▶ _SHORT TASK_: Pick up the passage on moving to a new place as a couple and keep it going from its final sentence.

▶ _SUPPLIED PASSAGE_:
**********
It seems romantic and exciting to move to a new place with your partner or spouse. And certainly, there are many moments when it feels that way. However, most of us don’t anticipate the challenges that come along with moving as a couple or family. Due to the stresses and unique circumstances of relocating, couples can become more disconnected, have increased conflict, start resenting one another, or end up with serious relationship difficulties.
In some ways, my first relocation with my partner felt like an extended honeymoon. We were newly in love, didn’t have kids yet, and had plenty of time to enjoy exploring our new surroundings. What we didn’t foresee was that not having our own independent support systems and hobbies, not having extended family and community in our lives, and the increased stresses from living abroad would put a strain on our relationship.
**********
▶ _PROVIDED MATERIAL_:
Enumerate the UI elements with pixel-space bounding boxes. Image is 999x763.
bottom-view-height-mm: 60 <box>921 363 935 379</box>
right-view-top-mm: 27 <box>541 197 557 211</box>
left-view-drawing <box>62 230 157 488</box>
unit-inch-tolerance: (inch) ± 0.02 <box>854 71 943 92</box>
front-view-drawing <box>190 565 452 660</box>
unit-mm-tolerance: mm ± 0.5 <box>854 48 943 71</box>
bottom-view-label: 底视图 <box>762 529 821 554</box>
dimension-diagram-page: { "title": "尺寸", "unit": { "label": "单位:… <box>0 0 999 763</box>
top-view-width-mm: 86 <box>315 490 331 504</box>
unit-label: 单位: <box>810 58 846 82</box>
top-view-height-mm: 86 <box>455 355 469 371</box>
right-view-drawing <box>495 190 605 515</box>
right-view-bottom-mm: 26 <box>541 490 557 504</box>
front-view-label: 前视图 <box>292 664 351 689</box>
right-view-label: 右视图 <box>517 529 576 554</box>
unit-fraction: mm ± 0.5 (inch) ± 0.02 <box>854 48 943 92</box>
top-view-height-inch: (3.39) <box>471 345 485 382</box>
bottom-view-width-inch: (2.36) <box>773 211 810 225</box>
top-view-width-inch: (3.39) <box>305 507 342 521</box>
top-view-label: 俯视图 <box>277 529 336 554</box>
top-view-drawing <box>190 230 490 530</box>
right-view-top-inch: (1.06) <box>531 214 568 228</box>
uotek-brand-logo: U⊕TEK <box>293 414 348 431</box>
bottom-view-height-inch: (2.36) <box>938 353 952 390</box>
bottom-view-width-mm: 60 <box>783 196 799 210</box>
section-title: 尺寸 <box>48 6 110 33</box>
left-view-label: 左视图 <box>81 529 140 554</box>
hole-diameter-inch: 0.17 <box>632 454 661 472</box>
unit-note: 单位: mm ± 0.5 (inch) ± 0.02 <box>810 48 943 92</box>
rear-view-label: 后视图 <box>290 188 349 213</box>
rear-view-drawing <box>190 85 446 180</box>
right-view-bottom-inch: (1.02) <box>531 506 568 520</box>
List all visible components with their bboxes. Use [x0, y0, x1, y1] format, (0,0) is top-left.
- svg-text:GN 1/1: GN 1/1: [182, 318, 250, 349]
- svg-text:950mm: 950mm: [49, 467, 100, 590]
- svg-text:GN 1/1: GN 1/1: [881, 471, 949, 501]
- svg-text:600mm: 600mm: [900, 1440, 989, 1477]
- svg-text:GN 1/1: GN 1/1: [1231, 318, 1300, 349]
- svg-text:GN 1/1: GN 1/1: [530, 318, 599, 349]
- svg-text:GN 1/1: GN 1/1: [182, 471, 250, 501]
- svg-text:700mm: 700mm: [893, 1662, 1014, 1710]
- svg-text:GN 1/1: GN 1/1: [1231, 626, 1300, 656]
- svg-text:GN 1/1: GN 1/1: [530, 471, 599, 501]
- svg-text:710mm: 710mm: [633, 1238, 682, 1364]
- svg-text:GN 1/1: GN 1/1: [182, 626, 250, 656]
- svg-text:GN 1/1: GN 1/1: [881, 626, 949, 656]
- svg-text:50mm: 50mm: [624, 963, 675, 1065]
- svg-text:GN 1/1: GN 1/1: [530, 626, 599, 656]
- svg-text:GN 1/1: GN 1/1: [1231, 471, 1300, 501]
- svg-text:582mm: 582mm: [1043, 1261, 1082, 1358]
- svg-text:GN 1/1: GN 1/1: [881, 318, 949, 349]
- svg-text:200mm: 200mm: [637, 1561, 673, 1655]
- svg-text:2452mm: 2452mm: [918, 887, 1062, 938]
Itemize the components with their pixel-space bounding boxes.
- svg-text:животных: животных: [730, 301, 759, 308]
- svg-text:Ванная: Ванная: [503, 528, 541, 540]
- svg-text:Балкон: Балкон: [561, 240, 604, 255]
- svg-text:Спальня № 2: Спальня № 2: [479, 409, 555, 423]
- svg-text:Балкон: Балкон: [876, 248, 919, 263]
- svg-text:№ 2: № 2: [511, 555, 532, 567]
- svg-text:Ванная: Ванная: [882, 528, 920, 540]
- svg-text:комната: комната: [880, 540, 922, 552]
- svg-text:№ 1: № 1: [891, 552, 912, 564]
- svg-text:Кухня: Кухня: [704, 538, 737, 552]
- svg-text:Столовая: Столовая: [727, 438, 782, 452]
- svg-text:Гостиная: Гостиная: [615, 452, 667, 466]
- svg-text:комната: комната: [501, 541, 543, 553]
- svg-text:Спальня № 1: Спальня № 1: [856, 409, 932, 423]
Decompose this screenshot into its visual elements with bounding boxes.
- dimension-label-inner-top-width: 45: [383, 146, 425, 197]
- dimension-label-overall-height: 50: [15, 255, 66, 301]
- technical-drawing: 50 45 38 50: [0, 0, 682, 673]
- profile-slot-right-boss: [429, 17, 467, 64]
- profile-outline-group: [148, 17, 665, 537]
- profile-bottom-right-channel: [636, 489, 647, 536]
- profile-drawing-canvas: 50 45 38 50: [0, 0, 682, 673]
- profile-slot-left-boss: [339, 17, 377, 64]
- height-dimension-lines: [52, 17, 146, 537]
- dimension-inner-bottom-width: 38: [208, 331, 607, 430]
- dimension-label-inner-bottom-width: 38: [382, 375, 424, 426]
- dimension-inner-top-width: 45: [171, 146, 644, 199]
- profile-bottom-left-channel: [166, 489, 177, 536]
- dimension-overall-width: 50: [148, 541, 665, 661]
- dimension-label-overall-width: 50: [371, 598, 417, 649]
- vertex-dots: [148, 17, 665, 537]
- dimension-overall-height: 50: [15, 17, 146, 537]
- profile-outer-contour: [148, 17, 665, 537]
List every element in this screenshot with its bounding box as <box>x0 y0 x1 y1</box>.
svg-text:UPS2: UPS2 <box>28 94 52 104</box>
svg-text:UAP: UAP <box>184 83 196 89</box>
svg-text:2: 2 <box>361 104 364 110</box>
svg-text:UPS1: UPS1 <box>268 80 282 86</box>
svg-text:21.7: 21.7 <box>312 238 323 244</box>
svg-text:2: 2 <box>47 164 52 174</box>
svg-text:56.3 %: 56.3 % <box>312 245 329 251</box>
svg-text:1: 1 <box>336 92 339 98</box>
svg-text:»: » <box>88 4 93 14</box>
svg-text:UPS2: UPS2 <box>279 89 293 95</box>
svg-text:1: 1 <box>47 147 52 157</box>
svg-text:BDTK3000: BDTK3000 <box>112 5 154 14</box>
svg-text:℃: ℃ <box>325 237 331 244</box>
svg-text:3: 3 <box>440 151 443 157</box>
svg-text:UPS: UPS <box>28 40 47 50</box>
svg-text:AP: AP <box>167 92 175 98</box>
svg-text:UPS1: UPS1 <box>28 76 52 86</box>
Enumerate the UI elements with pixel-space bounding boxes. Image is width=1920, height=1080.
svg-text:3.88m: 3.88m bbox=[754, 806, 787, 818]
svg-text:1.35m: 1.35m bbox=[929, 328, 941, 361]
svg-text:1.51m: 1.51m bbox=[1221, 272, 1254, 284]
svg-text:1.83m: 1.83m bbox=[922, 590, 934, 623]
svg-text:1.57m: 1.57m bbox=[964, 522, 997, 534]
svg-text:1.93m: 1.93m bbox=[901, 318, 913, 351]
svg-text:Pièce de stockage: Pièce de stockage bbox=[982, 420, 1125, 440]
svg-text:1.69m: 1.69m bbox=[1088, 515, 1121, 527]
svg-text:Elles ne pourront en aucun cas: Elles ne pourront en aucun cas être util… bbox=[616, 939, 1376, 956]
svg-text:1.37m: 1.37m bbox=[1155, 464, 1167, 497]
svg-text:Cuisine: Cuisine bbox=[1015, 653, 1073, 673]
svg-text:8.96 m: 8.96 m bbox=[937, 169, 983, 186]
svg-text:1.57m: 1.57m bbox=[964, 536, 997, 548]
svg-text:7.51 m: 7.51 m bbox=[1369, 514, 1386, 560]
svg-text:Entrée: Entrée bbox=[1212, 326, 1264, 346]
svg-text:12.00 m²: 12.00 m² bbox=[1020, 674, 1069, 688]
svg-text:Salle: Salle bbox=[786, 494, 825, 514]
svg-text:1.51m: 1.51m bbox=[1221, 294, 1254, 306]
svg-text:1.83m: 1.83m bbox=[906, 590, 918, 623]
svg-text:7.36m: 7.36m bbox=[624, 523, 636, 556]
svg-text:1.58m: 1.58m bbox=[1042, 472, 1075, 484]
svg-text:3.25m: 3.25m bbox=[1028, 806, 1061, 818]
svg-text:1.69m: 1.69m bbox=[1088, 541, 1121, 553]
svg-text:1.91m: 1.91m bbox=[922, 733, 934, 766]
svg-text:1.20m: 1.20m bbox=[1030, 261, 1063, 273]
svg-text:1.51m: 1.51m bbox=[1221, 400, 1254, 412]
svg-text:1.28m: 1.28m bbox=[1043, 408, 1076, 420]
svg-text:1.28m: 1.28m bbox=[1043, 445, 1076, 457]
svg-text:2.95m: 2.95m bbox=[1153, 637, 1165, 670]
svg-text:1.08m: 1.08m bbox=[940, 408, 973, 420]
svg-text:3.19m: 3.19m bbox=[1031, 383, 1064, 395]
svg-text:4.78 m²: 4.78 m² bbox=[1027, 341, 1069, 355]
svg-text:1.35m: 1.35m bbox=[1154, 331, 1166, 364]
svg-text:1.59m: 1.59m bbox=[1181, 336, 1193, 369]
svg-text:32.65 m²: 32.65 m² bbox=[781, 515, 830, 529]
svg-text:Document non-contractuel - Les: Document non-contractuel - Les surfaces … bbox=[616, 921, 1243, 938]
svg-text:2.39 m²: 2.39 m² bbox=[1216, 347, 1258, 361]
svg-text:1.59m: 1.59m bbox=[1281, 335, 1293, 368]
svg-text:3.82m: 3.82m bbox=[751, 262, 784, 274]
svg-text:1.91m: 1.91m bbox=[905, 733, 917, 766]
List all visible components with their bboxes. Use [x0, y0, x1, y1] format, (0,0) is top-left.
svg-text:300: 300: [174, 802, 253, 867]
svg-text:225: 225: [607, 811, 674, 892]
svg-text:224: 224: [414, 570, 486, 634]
**********
▶ _RESULT FOR THIS TASK_:
In our second international move, we had two young kids. We went from having family nearby to babysit for our weekly date nights, to not knowing anyone or even speaking the language in our new country. The stress of the move, a demanding new job, and lack of support system took an unexpected toll. As an accompanying partner, I started to feel lonelier and had a loss of identity and purpose as a stay-at-home-mom. There were times I felt resentment and regret about the situation, even though I had chosen it, and times my partner felt guilty that he couldn’t solve all the challenges that came with our life abroad.
Sadly, these are common challenges among couples moving to a new place. But with a bit of awareness, we can learn what pitfalls to avoid and what simple practices can help the happiness of both partners and the partnership itself.
Below I share three challenging realities that relocating couples face, and the factors that help keep a couple stronger amidst these challenges.
Reality 1: Moving is stressful. Between all the move logistics, emotional goodbyes, setting up your life from scratch in a new place, losing your support system, and one or both partners starting a new job, each of you might feel like you’re barely surviving as you start your life in your new location. This can lead to a couple not making time for each other, as well as each individual not being at their best – leading to impatience, irritability, negative interactions, etc.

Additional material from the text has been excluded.